Prompt: Please extract every line of the data below that contains the word "Against".

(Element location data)
____________
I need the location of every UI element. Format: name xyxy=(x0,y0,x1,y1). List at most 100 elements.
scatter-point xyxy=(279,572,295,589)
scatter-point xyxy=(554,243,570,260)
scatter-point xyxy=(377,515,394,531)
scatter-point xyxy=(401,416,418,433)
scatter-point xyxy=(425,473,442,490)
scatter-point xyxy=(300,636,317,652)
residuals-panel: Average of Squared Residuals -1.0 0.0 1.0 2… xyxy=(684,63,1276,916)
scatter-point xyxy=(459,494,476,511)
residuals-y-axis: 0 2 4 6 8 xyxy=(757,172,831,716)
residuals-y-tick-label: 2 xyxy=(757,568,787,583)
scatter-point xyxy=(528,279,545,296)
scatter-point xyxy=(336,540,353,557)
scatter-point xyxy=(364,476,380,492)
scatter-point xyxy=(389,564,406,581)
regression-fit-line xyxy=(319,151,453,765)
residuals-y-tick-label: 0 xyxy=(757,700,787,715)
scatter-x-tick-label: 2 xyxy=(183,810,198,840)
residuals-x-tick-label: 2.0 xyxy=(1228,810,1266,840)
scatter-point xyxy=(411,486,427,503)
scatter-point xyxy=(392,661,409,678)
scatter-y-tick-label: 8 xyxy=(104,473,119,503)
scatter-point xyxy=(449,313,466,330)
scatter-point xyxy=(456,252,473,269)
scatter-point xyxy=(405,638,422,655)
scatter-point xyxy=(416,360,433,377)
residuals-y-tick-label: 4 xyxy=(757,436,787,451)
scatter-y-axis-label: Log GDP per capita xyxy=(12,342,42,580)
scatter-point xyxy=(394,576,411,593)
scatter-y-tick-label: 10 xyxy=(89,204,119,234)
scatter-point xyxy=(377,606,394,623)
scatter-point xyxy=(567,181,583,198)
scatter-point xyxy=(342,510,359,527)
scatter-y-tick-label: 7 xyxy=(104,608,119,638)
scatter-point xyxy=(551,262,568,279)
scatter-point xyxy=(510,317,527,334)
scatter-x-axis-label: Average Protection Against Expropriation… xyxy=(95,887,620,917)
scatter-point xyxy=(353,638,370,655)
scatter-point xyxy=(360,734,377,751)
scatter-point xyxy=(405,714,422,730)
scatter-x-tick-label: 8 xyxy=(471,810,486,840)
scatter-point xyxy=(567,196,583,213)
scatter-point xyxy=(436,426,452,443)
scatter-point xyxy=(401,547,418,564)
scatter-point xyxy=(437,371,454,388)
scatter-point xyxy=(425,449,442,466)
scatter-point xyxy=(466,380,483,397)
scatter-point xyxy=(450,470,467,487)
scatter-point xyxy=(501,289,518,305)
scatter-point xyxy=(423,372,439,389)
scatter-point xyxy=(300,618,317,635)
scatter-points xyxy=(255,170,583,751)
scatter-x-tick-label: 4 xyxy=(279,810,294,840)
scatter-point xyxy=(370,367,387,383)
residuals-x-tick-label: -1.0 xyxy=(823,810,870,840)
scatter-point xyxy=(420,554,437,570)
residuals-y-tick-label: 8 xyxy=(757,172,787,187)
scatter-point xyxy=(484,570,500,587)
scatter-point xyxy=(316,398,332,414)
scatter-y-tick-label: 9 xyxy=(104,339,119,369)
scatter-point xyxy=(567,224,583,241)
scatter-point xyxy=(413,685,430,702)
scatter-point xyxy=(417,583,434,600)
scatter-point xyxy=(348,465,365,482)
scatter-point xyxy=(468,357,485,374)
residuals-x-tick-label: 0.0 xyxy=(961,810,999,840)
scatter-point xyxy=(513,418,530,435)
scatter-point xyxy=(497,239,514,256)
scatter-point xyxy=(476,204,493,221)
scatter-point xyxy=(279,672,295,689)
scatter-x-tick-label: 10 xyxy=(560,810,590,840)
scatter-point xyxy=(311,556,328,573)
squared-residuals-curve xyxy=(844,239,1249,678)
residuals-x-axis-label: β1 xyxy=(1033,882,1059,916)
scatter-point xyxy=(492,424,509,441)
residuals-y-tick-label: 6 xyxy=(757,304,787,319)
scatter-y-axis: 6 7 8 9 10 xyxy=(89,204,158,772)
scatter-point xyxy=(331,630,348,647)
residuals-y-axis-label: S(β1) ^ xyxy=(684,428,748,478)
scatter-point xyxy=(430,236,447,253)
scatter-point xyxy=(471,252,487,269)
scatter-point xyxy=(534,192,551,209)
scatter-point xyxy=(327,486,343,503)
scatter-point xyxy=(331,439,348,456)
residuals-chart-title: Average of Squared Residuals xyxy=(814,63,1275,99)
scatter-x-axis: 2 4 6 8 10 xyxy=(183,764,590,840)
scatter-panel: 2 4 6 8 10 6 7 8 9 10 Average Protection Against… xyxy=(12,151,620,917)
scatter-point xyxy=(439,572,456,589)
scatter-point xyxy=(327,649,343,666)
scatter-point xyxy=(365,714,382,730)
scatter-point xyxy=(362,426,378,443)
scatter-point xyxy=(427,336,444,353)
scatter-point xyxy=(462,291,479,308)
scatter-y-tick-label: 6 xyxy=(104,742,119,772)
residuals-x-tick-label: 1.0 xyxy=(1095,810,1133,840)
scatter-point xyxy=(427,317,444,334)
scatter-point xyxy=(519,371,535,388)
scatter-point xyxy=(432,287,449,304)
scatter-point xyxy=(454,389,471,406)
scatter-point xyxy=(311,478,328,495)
____________
Exercise answer:
scatter-x-axis-label: Average Protection Against Expropriation… xyxy=(95,887,620,917)
scatter-panel: 2 4 6 8 10 6 7 8 9 10 Average Protection Against… xyxy=(12,151,620,917)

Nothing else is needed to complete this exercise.